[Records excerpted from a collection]
-- start --

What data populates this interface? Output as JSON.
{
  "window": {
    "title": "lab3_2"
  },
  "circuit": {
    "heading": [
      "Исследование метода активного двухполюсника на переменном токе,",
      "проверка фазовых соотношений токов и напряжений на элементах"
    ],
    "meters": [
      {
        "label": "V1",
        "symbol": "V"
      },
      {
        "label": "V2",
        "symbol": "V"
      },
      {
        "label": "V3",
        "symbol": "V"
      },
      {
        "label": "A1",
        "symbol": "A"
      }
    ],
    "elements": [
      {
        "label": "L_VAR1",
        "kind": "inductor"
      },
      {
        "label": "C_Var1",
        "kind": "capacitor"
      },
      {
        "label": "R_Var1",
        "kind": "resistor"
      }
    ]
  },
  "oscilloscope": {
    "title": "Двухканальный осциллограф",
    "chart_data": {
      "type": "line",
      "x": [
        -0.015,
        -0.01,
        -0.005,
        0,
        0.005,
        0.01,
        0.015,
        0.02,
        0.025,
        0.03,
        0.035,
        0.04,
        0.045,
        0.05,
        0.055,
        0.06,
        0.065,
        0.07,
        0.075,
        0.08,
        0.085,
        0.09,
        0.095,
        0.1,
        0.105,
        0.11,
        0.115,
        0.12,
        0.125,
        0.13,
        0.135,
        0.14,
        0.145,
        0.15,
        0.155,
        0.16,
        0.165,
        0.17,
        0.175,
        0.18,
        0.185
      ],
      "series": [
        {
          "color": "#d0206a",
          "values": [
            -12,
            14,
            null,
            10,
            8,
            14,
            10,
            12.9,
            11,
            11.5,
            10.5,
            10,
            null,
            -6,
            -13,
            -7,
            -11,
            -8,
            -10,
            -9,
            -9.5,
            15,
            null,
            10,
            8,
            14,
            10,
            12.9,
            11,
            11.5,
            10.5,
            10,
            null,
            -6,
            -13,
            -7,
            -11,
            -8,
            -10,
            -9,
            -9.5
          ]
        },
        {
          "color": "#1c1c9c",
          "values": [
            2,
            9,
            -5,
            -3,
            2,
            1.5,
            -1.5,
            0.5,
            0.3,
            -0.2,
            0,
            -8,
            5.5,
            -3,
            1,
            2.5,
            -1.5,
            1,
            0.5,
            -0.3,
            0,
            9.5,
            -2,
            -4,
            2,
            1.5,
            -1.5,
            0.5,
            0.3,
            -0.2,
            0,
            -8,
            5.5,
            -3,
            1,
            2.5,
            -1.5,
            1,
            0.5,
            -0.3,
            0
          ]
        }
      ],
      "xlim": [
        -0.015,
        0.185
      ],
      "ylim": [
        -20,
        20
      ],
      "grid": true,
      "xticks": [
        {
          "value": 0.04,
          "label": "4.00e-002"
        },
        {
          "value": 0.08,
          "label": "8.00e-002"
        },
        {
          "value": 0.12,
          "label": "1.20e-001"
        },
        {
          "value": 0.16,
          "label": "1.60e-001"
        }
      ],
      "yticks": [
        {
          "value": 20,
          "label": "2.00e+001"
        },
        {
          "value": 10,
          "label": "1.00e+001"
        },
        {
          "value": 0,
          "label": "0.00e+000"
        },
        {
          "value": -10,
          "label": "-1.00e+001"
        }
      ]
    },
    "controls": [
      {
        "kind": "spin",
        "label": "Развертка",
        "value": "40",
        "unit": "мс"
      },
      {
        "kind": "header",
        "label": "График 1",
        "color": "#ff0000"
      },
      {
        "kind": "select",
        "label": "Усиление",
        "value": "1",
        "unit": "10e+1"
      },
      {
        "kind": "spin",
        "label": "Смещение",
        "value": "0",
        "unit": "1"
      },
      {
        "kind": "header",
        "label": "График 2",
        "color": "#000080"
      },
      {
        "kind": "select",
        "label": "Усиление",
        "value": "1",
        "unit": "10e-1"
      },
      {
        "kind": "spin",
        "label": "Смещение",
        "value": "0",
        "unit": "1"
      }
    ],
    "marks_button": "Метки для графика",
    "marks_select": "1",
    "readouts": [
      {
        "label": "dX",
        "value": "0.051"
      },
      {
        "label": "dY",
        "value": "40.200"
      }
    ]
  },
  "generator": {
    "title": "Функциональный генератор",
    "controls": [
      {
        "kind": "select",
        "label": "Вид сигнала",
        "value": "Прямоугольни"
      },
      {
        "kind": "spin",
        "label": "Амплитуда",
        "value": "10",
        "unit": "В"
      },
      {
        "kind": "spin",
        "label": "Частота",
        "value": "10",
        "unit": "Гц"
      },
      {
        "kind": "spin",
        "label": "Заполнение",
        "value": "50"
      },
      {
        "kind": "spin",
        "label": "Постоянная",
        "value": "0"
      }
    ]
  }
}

-- end --

# BRIEF
Return the entries above exactly as they appear.

# TASK RESPONSE
What data populates this interface? Output as JSON.
{
  "window": {
    "title": "lab3_2"
  },
  "circuit": {
    "heading": [
      "Исследование метода активного двухполюсника на переменном токе,",
      "проверка фазовых соотношений токов и напряжений на элементах"
    ],
    "meters": [
      {
        "label": "V1",
        "symbol": "V"
      },
      {
        "label": "V2",
        "symbol": "V"
      },
      {
        "label": "V3",
        "symbol": "V"
      },
      {
        "label": "A1",
        "symbol": "A"
      }
    ],
    "elements": [
      {
        "label": "L_VAR1",
        "kind": "inductor"
      },
      {
        "label": "C_Var1",
        "kind": "capacitor"
      },
      {
        "label": "R_Var1",
        "kind": "resistor"
      }
    ]
  },
  "oscilloscope": {
    "title": "Двухканальный осциллограф",
    "chart_data": {
      "type": "line",
      "x": [
        -0.015,
        -0.01,
        -0.005,
        0,
        0.005,
        0.01,
        0.015,
        0.02,
        0.025,
        0.03,
        0.035,
        0.04,
        0.045,
        0.05,
        0.055,
        0.06,
        0.065,
        0.07,
        0.075,
        0.08,
        0.085,
        0.09,
        0.095,
        0.1,
        0.105,
        0.11,
        0.115,
        0.12,
        0.125,
        0.13,
        0.135,
        0.14,
        0.145,
        0.15,
        0.155,
        0.16,
        0.165,
        0.17,
        0.175,
        0.18,
        0.185
      ],
      "series": [
        {
          "color": "#d0206a",
          "values": [
            -12,
            14,
            null,
            10,
            8,
            14,
            10,
            12.9,
            11,
            11.5,
            10.5,
            10,
            null,
            -6,
            -13,
            -7,
            -11,
            -8,
            -10,
            -9,
            -9.5,
            15,
            null,
            10,
            8,
            14,
            10,
            12.9,
            11,
            11.5,
            10.5,
            10,
            null,
            -6,
            -13,
            -7,
            -11,
            -8,
            -10,
            -9,
            -9.5
          ]
        },
        {
          "color": "#1c1c9c",
          "values": [
            2,
            9,
            -5,
            -3,
            2,
            1.5,
            -1.5,
            0.5,
            0.3,
            -0.2,
            0,
            -8,
            5.5,
            -3,
            1,
            2.5,
            -1.5,
            1,
            0.5,
            -0.3,
            0,
            9.5,
            -2,
            -4,
            2,
            1.5,
            -1.5,
            0.5,
            0.3,
            -0.2,
            0,
            -8,
            5.5,
            -3,
            1,
            2.5,
            -1.5,
            1,
            0.5,
            -0.3,
            0
          ]
        }
      ],
      "xlim": [
        -0.015,
        0.185
      ],
      "ylim": [
        -20,
        20
      ],
      "grid": true,
      "xticks": [
        {
          "value": 0.04,
          "label": "4.00e-002"
        },
        {
          "value": 0.08,
          "label": "8.00e-002"
        },
        {
          "value": 0.12,
          "label": "1.20e-001"
        },
        {
          "value": 0.16,
          "label": "1.60e-001"
        }
      ],
      "yticks": [
        {
          "value": 20,
          "label": "2.00e+001"
        },
        {
          "value": 10,
          "label": "1.00e+001"
        },
        {
          "value": 0,
          "label": "0.00e+000"
        },
        {
          "value": -10,
          "label": "-1.00e+001"
        }
      ]
    },
    "controls": [
      {
        "kind": "spin",
        "label": "Развертка",
        "value": "40",
        "unit": "мс"
      },
      {
        "kind": "header",
        "label": "График 1",
        "color": "#ff0000"
      },
      {
        "kind": "select",
        "label": "Усиление",
        "value": "1",
        "unit": "10e+1"
      },
      {
        "kind": "spin",
        "label": "Смещение",
        "value": "0",
        "unit": "1"
      },
      {
        "kind": "header",
        "label": "График 2",
        "color": "#000080"
      },
      {
        "kind": "select",
        "label": "Усиление",
        "value": "1",
        "unit": "10e-1"
      },
      {
        "kind": "spin",
        "label": "Смещение",
        "value": "0",
        "unit": "1"
      }
    ],
    "marks_button": "Метки для графика",
    "marks_select": "1",
    "readouts": [
      {
        "label": "dX",
        "value": "0.051"
      },
      {
        "label": "dY",
        "value": "40.200"
      }
    ]
  },
  "generator": {
    "title": "Функциональный генератор",
    "controls": [
      {
        "kind": "select",
        "label": "Вид сигнала",
        "value": "Прямоугольни"
      },
      {
        "kind": "spin",
        "label": "Амплитуда",
        "value": "10",
        "unit": "В"
      },
      {
        "kind": "spin",
        "label": "Частота",
        "value": "10",
        "unit": "Гц"
      },
      {
        "kind": "spin",
        "label": "Заполнение",
        "value": "50"
      },
      {
        "kind": "spin",
        "label": "Постоянная",
        "value": "0"
      }
    ]
  }
}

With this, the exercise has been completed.